▸ WHAT TO DO
Pull out each line of the records holding the string "Autrans".

▸ DATA SECTION
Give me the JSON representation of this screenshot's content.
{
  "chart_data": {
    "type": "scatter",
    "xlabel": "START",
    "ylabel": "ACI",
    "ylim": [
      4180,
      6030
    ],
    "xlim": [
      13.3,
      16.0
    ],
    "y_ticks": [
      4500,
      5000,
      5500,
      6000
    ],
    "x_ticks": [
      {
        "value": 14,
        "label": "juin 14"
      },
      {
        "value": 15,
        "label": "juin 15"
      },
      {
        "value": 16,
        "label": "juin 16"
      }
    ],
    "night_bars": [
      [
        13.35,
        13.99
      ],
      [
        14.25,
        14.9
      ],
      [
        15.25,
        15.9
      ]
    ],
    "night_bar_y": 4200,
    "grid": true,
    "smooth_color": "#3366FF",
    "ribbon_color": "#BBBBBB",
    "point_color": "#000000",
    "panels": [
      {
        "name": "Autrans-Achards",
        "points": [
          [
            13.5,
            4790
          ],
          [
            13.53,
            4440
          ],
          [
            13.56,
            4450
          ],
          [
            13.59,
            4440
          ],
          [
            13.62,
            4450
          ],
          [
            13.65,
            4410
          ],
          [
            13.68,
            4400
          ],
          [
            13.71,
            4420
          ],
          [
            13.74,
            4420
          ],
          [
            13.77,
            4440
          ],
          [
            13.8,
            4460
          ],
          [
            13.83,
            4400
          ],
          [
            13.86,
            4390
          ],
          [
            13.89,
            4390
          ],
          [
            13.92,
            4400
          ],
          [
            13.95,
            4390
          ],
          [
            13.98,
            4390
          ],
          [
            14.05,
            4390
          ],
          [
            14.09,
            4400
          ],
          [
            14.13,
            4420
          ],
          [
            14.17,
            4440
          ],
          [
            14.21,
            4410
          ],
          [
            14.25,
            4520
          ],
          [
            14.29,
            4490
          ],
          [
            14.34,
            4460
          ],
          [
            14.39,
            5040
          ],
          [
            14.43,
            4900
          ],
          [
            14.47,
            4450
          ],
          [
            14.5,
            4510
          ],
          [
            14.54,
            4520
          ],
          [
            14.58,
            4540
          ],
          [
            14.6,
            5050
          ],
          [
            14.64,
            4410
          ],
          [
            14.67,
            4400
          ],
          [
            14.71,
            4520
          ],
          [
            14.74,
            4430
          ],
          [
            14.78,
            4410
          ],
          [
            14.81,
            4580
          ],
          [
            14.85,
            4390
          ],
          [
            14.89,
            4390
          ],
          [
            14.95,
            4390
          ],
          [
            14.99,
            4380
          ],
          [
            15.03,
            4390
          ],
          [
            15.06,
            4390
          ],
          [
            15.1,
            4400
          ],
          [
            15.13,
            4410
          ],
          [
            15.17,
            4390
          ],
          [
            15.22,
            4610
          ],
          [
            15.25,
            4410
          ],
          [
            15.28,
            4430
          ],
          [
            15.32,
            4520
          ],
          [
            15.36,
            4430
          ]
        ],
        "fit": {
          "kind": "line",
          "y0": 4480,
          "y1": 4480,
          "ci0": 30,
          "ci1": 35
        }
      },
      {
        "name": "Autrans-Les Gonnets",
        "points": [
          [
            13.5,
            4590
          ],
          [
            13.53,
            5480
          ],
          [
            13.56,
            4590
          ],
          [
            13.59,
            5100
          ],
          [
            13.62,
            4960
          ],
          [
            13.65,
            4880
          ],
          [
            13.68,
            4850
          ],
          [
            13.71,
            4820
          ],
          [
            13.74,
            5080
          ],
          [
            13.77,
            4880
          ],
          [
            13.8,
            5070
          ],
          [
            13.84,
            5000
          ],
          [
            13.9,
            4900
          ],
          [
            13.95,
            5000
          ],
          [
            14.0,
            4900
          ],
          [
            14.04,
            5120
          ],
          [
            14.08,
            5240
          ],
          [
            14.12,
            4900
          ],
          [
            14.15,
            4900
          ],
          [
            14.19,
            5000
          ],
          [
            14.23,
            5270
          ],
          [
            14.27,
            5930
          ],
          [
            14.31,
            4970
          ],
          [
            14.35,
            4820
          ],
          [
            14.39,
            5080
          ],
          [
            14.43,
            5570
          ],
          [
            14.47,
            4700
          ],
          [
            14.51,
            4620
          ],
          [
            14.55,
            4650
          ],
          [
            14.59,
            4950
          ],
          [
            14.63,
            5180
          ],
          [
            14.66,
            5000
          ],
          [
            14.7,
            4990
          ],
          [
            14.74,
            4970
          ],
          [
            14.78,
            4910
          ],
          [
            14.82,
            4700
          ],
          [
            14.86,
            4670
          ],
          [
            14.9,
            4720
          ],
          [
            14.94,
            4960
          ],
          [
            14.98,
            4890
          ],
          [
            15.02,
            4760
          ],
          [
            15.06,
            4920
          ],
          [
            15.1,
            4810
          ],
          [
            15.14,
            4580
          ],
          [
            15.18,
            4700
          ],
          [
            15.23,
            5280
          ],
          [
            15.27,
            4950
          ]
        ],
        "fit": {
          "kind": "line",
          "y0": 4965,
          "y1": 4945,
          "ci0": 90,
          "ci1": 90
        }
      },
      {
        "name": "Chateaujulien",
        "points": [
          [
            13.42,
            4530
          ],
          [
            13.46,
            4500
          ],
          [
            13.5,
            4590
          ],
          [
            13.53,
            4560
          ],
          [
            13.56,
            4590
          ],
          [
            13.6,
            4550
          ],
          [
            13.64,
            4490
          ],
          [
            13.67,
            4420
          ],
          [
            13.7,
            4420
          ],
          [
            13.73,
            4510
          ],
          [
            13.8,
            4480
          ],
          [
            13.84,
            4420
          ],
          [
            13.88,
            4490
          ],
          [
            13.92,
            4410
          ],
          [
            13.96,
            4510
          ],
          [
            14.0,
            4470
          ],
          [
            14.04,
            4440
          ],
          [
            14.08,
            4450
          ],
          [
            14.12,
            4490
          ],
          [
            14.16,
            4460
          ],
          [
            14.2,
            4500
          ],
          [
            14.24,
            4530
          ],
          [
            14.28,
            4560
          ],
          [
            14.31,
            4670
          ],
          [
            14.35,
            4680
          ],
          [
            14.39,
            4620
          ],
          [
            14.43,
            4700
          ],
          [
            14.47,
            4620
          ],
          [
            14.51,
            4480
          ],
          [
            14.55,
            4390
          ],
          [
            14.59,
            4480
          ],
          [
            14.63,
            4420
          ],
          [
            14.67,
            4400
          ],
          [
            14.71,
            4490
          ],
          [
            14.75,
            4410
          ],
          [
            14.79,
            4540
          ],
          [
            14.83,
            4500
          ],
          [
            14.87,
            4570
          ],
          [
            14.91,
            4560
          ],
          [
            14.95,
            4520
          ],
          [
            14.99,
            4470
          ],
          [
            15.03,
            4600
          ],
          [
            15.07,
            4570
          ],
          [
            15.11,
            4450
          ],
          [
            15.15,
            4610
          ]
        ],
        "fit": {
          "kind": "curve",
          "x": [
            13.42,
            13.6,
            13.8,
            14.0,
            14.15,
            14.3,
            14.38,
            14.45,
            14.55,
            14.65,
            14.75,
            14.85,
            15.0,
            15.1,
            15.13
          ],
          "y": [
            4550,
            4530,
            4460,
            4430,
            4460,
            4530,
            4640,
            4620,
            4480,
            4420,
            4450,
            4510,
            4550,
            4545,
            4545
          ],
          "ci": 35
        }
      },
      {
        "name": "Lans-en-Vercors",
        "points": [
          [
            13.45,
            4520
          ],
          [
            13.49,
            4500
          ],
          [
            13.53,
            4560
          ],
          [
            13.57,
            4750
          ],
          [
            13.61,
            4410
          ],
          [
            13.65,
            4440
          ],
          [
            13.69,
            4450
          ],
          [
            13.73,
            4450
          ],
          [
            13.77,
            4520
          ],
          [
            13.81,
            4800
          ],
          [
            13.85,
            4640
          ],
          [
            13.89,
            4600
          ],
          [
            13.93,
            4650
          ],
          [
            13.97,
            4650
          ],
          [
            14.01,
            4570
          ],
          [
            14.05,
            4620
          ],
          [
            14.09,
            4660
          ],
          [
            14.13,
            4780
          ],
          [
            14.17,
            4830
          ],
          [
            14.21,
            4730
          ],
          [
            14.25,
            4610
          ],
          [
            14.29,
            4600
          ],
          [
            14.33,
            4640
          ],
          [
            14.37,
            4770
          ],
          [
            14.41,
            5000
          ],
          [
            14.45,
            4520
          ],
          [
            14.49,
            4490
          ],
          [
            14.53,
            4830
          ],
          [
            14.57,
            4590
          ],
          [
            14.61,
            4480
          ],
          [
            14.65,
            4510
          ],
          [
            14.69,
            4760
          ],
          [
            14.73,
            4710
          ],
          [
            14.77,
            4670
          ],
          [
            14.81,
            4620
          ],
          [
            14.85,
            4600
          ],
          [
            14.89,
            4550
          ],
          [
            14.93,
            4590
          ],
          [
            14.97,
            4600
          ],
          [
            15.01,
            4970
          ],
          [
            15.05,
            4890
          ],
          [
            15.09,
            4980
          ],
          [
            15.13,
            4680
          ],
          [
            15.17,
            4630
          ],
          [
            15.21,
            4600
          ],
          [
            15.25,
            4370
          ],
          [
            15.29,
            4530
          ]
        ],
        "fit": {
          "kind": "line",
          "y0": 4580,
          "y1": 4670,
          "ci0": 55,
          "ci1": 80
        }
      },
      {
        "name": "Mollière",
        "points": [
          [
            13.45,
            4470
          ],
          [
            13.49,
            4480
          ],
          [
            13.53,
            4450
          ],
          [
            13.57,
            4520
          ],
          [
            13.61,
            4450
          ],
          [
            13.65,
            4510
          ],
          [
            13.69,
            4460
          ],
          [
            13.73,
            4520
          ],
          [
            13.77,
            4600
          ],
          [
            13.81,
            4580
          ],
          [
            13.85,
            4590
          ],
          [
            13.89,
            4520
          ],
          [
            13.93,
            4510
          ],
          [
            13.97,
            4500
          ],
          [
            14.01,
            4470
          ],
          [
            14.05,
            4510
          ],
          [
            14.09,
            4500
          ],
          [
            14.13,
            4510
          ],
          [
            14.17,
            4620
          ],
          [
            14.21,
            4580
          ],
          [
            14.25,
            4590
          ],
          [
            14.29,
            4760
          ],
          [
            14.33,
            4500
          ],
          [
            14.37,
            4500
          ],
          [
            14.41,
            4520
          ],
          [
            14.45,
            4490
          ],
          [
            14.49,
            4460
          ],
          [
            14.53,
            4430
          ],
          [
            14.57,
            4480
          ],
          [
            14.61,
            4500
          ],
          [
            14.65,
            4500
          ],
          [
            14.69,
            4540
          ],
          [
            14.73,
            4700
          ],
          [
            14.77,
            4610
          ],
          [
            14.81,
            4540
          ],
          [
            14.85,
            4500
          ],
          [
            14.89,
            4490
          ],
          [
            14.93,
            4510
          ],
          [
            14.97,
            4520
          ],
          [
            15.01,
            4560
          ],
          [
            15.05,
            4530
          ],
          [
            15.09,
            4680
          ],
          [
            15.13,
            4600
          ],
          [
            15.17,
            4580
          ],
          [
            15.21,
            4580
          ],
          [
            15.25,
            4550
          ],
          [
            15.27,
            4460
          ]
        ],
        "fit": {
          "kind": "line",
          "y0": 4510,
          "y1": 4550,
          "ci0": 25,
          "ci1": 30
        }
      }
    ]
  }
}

▸ FINISHED ANSWER
        "name": "Autrans-Achards",
        "name": "Autrans-Les Gonnets",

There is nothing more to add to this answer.